#### Objective:
Extract the lines that carry the string "View" from the listing.
"""
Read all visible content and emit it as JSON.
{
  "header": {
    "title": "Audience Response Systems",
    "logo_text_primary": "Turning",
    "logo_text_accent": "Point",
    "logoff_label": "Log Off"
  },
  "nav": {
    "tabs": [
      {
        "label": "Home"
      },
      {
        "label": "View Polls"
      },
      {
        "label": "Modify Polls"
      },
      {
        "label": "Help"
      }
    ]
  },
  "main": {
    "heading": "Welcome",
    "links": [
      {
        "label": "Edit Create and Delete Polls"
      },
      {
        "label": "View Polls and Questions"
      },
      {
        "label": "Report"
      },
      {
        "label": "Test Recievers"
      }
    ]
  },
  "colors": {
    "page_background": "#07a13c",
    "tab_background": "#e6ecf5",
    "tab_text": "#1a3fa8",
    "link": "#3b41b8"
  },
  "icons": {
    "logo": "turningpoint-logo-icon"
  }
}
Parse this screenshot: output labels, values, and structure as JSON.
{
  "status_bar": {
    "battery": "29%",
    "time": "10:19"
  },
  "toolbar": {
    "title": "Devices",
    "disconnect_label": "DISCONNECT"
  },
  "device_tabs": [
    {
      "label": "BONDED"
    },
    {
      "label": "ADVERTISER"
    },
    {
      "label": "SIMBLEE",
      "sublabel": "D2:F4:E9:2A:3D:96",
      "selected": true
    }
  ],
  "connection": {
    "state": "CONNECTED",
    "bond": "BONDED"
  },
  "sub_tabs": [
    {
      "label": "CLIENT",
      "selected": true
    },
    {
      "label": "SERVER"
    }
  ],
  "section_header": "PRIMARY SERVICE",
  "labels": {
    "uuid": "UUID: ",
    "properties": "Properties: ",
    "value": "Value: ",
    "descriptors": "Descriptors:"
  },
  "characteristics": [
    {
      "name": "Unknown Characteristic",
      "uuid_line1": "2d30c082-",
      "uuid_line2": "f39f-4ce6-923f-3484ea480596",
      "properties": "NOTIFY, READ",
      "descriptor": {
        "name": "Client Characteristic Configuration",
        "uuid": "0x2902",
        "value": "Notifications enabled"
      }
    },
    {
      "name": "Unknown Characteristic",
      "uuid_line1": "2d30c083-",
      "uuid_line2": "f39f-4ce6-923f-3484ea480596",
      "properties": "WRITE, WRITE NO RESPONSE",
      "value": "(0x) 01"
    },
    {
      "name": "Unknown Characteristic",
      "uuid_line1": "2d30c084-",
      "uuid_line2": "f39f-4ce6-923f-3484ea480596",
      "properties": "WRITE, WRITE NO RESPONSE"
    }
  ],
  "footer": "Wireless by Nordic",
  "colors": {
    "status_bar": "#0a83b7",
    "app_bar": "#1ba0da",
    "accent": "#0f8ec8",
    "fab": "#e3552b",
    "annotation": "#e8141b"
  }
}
"""
#### The output:
        "label": "View Polls"
        "label": "View Polls and Questions"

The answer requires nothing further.